EXERCISE PROMPT — Go through the listing beneath this task and return every line that carries the string "理论问答".

= = = = = = =

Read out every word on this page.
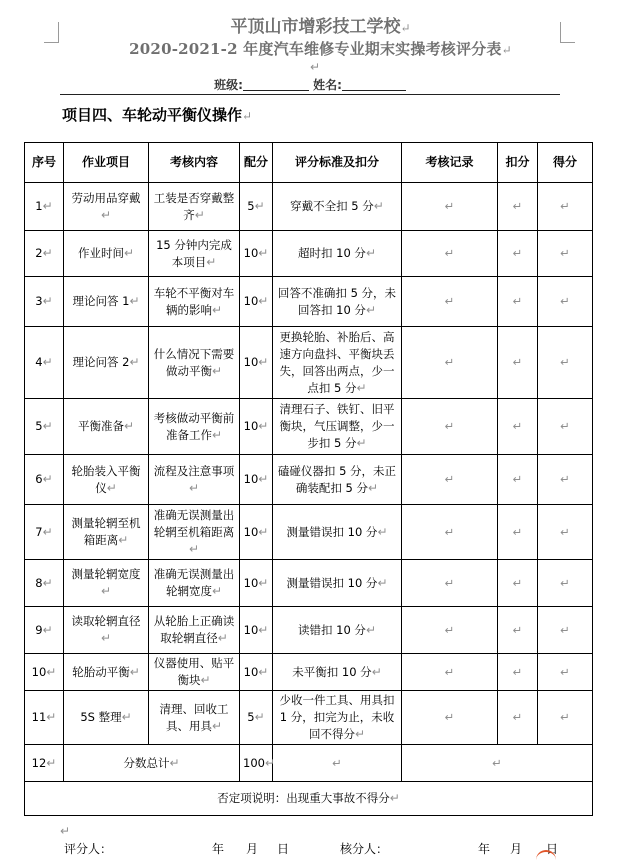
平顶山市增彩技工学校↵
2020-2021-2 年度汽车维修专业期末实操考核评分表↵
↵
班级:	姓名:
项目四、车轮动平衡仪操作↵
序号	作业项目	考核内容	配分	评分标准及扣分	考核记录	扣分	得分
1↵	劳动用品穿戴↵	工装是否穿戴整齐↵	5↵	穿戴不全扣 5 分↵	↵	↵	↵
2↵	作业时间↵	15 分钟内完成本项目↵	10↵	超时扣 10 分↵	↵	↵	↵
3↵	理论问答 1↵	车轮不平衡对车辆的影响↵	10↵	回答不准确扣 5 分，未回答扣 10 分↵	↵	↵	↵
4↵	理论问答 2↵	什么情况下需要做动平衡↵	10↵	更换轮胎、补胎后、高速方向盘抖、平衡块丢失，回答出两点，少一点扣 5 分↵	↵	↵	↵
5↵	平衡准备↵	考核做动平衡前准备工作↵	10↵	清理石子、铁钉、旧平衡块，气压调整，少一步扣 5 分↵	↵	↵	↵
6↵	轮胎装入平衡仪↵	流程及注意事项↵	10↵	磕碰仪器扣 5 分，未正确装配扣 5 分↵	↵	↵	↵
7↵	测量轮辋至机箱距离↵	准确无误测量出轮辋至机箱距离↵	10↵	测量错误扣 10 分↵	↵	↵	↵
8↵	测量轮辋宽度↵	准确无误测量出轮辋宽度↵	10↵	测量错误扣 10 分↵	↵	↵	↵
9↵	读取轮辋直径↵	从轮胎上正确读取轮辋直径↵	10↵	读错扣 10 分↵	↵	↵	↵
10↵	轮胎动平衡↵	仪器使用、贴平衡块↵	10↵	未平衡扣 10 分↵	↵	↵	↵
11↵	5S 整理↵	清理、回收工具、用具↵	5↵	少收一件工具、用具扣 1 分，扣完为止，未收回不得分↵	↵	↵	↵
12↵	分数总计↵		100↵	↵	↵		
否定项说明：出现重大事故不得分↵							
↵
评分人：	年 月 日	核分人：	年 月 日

= = = = = = =

FINAL RESULT —
3↵	理论问答 1↵	车轮不平衡对车辆的影响↵	10↵	回答不准确扣 5 分，未回答扣 10 分↵	↵	↵	↵
4↵	理论问答 2↵	什么情况下需要做动平衡↵	10↵	更换轮胎、补胎后、高速方向盘抖、平衡块丢失，回答出两点，少一点扣 5 分↵	↵	↵	↵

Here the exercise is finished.